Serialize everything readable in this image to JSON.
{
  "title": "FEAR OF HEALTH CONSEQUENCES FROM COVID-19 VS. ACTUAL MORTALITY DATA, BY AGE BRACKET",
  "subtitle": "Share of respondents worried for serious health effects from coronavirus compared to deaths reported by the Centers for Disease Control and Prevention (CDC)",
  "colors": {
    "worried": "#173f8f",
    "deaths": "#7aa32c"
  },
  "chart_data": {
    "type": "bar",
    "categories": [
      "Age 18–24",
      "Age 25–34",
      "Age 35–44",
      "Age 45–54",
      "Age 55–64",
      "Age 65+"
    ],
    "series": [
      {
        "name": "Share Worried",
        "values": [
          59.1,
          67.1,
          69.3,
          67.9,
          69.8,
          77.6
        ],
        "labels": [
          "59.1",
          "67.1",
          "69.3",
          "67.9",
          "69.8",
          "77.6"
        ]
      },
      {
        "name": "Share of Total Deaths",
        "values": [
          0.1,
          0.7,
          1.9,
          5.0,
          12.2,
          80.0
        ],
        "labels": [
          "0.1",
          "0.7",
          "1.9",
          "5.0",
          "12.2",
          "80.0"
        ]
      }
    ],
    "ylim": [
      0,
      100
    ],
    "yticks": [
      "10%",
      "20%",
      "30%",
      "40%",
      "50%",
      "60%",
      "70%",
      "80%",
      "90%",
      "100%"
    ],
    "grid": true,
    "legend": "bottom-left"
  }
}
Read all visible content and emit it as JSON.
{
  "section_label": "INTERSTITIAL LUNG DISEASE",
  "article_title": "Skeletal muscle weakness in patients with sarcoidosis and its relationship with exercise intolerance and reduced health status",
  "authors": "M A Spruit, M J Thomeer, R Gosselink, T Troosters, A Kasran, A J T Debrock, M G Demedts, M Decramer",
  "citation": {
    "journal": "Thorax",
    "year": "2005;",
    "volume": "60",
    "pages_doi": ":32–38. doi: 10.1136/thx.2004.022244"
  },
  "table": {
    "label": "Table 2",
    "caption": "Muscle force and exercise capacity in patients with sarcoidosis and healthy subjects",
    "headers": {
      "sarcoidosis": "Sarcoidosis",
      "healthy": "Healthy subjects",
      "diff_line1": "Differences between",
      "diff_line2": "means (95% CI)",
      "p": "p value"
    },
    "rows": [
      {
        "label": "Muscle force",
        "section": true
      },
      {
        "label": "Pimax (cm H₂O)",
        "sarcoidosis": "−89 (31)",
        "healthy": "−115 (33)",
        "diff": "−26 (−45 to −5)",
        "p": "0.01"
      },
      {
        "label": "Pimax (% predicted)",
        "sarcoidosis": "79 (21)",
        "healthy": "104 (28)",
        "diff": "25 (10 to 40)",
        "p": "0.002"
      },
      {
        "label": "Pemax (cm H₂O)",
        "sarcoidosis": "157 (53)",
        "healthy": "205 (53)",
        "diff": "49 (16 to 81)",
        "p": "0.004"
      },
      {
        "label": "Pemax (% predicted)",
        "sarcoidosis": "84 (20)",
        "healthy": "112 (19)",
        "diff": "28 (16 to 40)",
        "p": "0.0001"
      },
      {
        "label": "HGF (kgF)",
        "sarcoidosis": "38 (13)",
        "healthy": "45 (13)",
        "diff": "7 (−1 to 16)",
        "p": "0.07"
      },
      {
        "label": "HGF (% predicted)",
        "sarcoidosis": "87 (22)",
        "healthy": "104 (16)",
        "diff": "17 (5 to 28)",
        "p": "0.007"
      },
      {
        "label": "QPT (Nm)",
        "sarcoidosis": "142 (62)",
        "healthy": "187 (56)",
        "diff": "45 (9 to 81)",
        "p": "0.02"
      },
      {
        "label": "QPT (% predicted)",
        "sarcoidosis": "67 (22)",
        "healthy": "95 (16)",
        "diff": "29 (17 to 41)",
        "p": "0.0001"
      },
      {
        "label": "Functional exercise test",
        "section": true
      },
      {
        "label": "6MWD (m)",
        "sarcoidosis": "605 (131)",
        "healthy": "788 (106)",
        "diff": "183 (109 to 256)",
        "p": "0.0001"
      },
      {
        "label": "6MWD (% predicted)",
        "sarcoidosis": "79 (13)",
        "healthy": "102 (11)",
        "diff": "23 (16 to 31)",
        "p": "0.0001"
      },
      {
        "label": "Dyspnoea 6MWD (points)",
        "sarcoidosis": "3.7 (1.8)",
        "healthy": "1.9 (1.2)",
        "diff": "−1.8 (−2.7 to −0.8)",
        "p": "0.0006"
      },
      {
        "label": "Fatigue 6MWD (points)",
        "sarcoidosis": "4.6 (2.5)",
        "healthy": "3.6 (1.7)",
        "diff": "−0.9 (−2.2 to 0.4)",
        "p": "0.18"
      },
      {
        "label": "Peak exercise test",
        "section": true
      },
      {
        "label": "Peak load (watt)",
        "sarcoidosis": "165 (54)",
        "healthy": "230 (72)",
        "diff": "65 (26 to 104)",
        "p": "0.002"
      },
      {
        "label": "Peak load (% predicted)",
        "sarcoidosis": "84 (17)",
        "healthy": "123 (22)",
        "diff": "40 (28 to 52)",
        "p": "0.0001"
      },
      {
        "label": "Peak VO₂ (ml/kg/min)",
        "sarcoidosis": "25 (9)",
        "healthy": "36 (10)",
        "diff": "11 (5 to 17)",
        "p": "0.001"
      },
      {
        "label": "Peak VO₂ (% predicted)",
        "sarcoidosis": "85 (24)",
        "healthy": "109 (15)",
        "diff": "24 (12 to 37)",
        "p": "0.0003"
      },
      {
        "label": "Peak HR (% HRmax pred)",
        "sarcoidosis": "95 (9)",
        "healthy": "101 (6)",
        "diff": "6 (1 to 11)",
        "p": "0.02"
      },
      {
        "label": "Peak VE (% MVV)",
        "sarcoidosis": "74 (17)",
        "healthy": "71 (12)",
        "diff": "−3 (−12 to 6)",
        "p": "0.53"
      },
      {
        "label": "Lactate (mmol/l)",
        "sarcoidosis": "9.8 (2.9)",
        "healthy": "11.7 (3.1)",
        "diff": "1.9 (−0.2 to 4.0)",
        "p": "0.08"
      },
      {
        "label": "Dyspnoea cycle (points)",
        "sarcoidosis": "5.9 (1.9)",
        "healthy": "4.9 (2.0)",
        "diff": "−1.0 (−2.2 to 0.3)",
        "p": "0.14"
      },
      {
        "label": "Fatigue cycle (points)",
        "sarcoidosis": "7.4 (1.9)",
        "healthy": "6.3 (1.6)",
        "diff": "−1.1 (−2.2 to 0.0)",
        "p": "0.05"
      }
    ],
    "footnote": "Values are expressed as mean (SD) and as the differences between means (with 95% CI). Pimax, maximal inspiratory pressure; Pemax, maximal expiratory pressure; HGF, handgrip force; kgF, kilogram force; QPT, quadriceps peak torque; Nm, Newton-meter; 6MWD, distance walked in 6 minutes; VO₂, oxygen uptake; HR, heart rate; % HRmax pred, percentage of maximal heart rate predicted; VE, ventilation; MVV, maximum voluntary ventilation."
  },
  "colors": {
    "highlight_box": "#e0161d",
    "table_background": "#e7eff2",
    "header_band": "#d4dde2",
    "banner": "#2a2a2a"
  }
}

━━━━━━━━

Action item: All records above are to be output again exactly as they stand.

Solution to the exercise:
Serialize everything readable in this image to JSON.
{
  "title": "FEAR OF HEALTH CONSEQUENCES FROM COVID-19 VS. ACTUAL MORTALITY DATA, BY AGE BRACKET",
  "subtitle": "Share of respondents worried for serious health effects from coronavirus compared to deaths reported by the Centers for Disease Control and Prevention (CDC)",
  "colors": {
    "worried": "#173f8f",
    "deaths": "#7aa32c"
  },
  "chart_data": {
    "type": "bar",
    "categories": [
      "Age 18–24",
      "Age 25–34",
      "Age 35–44",
      "Age 45–54",
      "Age 55–64",
      "Age 65+"
    ],
    "series": [
      {
        "name": "Share Worried",
        "values": [
          59.1,
          67.1,
          69.3,
          67.9,
          69.8,
          77.6
        ],
        "labels": [
          "59.1",
          "67.1",
          "69.3",
          "67.9",
          "69.8",
          "77.6"
        ]
      },
      {
        "name": "Share of Total Deaths",
        "values": [
          0.1,
          0.7,
          1.9,
          5.0,
          12.2,
          80.0
        ],
        "labels": [
          "0.1",
          "0.7",
          "1.9",
          "5.0",
          "12.2",
          "80.0"
        ]
      }
    ],
    "ylim": [
      0,
      100
    ],
    "yticks": [
      "10%",
      "20%",
      "30%",
      "40%",
      "50%",
      "60%",
      "70%",
      "80%",
      "90%",
      "100%"
    ],
    "grid": true,
    "legend": "bottom-left"
  }
}
Read all visible content and emit it as JSON.
{
  "section_label": "INTERSTITIAL LUNG DISEASE",
  "article_title": "Skeletal muscle weakness in patients with sarcoidosis and its relationship with exercise intolerance and reduced health status",
  "authors": "M A Spruit, M J Thomeer, R Gosselink, T Troosters, A Kasran, A J T Debrock, M G Demedts, M Decramer",
  "citation": {
    "journal": "Thorax",
    "year": "2005;",
    "volume": "60",
    "pages_doi": ":32–38. doi: 10.1136/thx.2004.022244"
  },
  "table": {
    "label": "Table 2",
    "caption": "Muscle force and exercise capacity in patients with sarcoidosis and healthy subjects",
    "headers": {
      "sarcoidosis": "Sarcoidosis",
      "healthy": "Healthy subjects",
      "diff_line1": "Differences between",
      "diff_line2": "means (95% CI)",
      "p": "p value"
    },
    "rows": [
      {
        "label": "Muscle force",
        "section": true
      },
      {
        "label": "Pimax (cm H₂O)",
        "sarcoidosis": "−89 (31)",
        "healthy": "−115 (33)",
        "diff": "−26 (−45 to −5)",
        "p": "0.01"
      },
      {
        "label": "Pimax (% predicted)",
        "sarcoidosis": "79 (21)",
        "healthy": "104 (28)",
        "diff": "25 (10 to 40)",
        "p": "0.002"
      },
      {
        "label": "Pemax (cm H₂O)",
        "sarcoidosis": "157 (53)",
        "healthy": "205 (53)",
        "diff": "49 (16 to 81)",
        "p": "0.004"
      },
      {
        "label": "Pemax (% predicted)",
        "sarcoidosis": "84 (20)",
        "healthy": "112 (19)",
        "diff": "28 (16 to 40)",
        "p": "0.0001"
      },
      {
        "label": "HGF (kgF)",
        "sarcoidosis": "38 (13)",
        "healthy": "45 (13)",
        "diff": "7 (−1 to 16)",
        "p": "0.07"
      },
      {
        "label": "HGF (% predicted)",
        "sarcoidosis": "87 (22)",
        "healthy": "104 (16)",
        "diff": "17 (5 to 28)",
        "p": "0.007"
      },
      {
        "label": "QPT (Nm)",
        "sarcoidosis": "142 (62)",
        "healthy": "187 (56)",
        "diff": "45 (9 to 81)",
        "p": "0.02"
      },
      {
        "label": "QPT (% predicted)",
        "sarcoidosis": "67 (22)",
        "healthy": "95 (16)",
        "diff": "29 (17 to 41)",
        "p": "0.0001"
      },
      {
        "label": "Functional exercise test",
        "section": true
      },
      {
        "label": "6MWD (m)",
        "sarcoidosis": "605 (131)",
        "healthy": "788 (106)",
        "diff": "183 (109 to 256)",
        "p": "0.0001"
      },
      {
        "label": "6MWD (% predicted)",
        "sarcoidosis": "79 (13)",
        "healthy": "102 (11)",
        "diff": "23 (16 to 31)",
        "p": "0.0001"
      },
      {
        "label": "Dyspnoea 6MWD (points)",
        "sarcoidosis": "3.7 (1.8)",
        "healthy": "1.9 (1.2)",
        "diff": "−1.8 (−2.7 to −0.8)",
        "p": "0.0006"
      },
      {
        "label": "Fatigue 6MWD (points)",
        "sarcoidosis": "4.6 (2.5)",
        "healthy": "3.6 (1.7)",
        "diff": "−0.9 (−2.2 to 0.4)",
        "p": "0.18"
      },
      {
        "label": "Peak exercise test",
        "section": true
      },
      {
        "label": "Peak load (watt)",
        "sarcoidosis": "165 (54)",
        "healthy": "230 (72)",
        "diff": "65 (26 to 104)",
        "p": "0.002"
      },
      {
        "label": "Peak load (% predicted)",
        "sarcoidosis": "84 (17)",
        "healthy": "123 (22)",
        "diff": "40 (28 to 52)",
        "p": "0.0001"
      },
      {
        "label": "Peak VO₂ (ml/kg/min)",
        "sarcoidosis": "25 (9)",
        "healthy": "36 (10)",
        "diff": "11 (5 to 17)",
        "p": "0.001"
      },
      {
        "label": "Peak VO₂ (% predicted)",
        "sarcoidosis": "85 (24)",
        "healthy": "109 (15)",
        "diff": "24 (12 to 37)",
        "p": "0.0003"
      },
      {
        "label": "Peak HR (% HRmax pred)",
        "sarcoidosis": "95 (9)",
        "healthy": "101 (6)",
        "diff": "6 (1 to 11)",
        "p": "0.02"
      },
      {
        "label": "Peak VE (% MVV)",
        "sarcoidosis": "74 (17)",
        "healthy": "71 (12)",
        "diff": "−3 (−12 to 6)",
        "p": "0.53"
      },
      {
        "label": "Lactate (mmol/l)",
        "sarcoidosis": "9.8 (2.9)",
        "healthy": "11.7 (3.1)",
        "diff": "1.9 (−0.2 to 4.0)",
        "p": "0.08"
      },
      {
        "label": "Dyspnoea cycle (points)",
        "sarcoidosis": "5.9 (1.9)",
        "healthy": "4.9 (2.0)",
        "diff": "−1.0 (−2.2 to 0.3)",
        "p": "0.14"
      },
      {
        "label": "Fatigue cycle (points)",
        "sarcoidosis": "7.4 (1.9)",
        "healthy": "6.3 (1.6)",
        "diff": "−1.1 (−2.2 to 0.0)",
        "p": "0.05"
      }
    ],
    "footnote": "Values are expressed as mean (SD) and as the differences between means (with 95% CI). Pimax, maximal inspiratory pressure; Pemax, maximal expiratory pressure; HGF, handgrip force; kgF, kilogram force; QPT, quadriceps peak torque; Nm, Newton-meter; 6MWD, distance walked in 6 minutes; VO₂, oxygen uptake; HR, heart rate; % HRmax pred, percentage of maximal heart rate predicted; VE, ventilation; MVV, maximum voluntary ventilation."
  },
  "colors": {
    "highlight_box": "#e0161d",
    "table_background": "#e7eff2",
    "header_band": "#d4dde2",
    "banner": "#2a2a2a"
  }
}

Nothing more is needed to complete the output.